-- start GIVEN RECORDS --
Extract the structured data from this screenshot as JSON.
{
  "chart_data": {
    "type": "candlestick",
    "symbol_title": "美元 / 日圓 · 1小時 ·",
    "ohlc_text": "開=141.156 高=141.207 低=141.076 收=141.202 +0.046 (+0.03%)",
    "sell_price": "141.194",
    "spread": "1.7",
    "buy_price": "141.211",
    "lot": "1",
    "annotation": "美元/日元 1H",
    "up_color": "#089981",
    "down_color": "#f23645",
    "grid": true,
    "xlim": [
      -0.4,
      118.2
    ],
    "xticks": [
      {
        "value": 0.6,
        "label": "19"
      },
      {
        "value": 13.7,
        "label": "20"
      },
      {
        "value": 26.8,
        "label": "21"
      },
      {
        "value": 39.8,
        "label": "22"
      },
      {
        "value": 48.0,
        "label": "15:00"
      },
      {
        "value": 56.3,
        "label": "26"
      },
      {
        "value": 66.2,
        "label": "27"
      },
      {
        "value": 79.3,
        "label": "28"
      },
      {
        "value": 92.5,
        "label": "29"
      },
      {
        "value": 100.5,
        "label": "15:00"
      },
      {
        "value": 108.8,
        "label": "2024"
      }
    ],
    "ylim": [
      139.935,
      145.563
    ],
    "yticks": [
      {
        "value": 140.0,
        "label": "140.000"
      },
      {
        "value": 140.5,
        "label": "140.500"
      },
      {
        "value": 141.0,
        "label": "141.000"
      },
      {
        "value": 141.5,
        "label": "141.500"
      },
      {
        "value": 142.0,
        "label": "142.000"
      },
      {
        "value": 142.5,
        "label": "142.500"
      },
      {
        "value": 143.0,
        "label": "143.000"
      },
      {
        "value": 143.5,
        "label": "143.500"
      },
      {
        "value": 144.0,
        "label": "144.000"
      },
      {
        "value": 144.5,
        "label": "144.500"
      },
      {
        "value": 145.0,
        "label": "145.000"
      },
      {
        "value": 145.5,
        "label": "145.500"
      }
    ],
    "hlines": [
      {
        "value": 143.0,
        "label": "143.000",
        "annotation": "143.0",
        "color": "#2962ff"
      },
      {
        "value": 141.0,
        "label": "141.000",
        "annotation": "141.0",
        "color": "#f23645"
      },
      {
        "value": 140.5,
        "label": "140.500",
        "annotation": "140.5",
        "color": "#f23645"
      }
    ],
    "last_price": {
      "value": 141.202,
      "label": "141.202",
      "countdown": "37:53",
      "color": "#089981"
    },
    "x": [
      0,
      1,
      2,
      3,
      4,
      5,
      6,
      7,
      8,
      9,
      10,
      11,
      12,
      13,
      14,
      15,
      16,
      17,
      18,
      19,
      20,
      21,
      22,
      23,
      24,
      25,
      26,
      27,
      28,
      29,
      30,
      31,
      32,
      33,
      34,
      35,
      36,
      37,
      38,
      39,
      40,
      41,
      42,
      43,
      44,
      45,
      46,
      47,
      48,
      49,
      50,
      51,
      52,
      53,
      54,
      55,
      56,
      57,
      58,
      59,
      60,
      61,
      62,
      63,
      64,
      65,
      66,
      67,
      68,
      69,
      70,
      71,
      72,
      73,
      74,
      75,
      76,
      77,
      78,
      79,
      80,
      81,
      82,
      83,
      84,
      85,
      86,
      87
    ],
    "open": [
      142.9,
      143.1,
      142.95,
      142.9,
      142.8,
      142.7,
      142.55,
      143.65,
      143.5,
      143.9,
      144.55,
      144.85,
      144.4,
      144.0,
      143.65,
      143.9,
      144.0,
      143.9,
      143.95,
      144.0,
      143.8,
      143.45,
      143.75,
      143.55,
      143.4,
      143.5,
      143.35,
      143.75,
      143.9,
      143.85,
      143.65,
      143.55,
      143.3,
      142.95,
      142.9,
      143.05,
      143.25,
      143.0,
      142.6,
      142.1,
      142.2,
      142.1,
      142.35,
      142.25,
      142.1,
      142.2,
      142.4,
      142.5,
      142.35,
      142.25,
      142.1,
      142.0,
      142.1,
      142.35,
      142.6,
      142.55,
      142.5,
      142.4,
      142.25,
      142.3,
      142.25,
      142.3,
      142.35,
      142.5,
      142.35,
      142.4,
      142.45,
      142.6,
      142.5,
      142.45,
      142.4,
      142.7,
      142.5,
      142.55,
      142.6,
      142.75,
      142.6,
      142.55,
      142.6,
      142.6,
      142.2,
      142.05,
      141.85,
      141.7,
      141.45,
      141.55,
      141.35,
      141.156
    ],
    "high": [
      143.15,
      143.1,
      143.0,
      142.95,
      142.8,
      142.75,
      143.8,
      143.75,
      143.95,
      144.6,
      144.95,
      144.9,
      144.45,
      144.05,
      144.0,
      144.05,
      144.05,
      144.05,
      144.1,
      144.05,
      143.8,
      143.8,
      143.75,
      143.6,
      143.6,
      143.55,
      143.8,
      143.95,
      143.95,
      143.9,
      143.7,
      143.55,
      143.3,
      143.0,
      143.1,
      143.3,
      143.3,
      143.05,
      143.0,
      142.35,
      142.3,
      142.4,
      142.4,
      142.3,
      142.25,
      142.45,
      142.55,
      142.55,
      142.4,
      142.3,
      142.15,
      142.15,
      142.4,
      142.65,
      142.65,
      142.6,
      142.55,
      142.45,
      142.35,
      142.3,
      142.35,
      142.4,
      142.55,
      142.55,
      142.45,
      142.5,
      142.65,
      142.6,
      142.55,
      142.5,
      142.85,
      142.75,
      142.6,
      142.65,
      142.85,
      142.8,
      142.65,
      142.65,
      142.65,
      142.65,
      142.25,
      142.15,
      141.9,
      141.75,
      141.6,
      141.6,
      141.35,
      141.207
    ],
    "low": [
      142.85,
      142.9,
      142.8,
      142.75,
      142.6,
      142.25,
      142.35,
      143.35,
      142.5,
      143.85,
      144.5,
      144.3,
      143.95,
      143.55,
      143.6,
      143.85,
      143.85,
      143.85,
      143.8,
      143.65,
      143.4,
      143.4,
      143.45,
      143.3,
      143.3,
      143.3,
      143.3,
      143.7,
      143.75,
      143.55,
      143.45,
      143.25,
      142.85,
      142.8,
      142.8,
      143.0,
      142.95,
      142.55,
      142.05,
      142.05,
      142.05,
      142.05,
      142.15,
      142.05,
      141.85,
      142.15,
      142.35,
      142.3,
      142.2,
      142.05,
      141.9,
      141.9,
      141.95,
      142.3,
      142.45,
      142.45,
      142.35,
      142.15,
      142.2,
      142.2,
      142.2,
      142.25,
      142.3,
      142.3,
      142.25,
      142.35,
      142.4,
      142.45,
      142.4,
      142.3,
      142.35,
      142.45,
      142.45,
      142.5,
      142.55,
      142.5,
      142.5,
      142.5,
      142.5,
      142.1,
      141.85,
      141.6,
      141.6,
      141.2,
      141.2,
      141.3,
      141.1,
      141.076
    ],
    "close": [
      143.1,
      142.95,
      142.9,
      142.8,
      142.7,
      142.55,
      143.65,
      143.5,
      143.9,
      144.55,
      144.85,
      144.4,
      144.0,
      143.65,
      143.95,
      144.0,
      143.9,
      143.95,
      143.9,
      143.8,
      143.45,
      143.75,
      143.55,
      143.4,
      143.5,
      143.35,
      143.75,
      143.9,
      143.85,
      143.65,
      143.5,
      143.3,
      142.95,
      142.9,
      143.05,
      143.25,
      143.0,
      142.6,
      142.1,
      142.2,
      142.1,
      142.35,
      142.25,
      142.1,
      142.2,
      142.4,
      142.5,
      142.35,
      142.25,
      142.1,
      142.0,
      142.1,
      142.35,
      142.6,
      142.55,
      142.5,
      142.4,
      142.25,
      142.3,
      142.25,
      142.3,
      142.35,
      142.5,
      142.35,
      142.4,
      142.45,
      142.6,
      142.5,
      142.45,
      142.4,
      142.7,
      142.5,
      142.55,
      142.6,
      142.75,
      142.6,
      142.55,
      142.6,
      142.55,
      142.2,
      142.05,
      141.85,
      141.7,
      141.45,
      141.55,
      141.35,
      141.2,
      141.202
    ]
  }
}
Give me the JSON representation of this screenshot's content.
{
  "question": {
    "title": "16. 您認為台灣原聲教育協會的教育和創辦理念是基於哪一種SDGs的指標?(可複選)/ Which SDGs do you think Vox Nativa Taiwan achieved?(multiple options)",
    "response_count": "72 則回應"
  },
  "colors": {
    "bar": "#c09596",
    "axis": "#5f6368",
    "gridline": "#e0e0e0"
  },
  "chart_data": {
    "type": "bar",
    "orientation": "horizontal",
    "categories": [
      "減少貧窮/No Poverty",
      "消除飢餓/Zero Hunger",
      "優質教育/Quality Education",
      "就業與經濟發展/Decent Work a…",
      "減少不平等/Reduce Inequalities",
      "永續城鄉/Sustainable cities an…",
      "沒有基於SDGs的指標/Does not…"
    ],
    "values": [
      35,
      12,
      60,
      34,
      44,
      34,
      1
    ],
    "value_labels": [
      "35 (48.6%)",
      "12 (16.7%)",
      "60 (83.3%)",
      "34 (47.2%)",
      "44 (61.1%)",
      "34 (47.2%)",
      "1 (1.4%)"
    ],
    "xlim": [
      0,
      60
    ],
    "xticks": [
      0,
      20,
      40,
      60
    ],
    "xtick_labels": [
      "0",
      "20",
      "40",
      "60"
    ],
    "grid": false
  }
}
-- end GIVEN RECORDS --
Look through the entries above; copy every line holding the string "this".

Extract the structured data from this screenshot as JSON.
Give me the JSON representation of this screenshot's content.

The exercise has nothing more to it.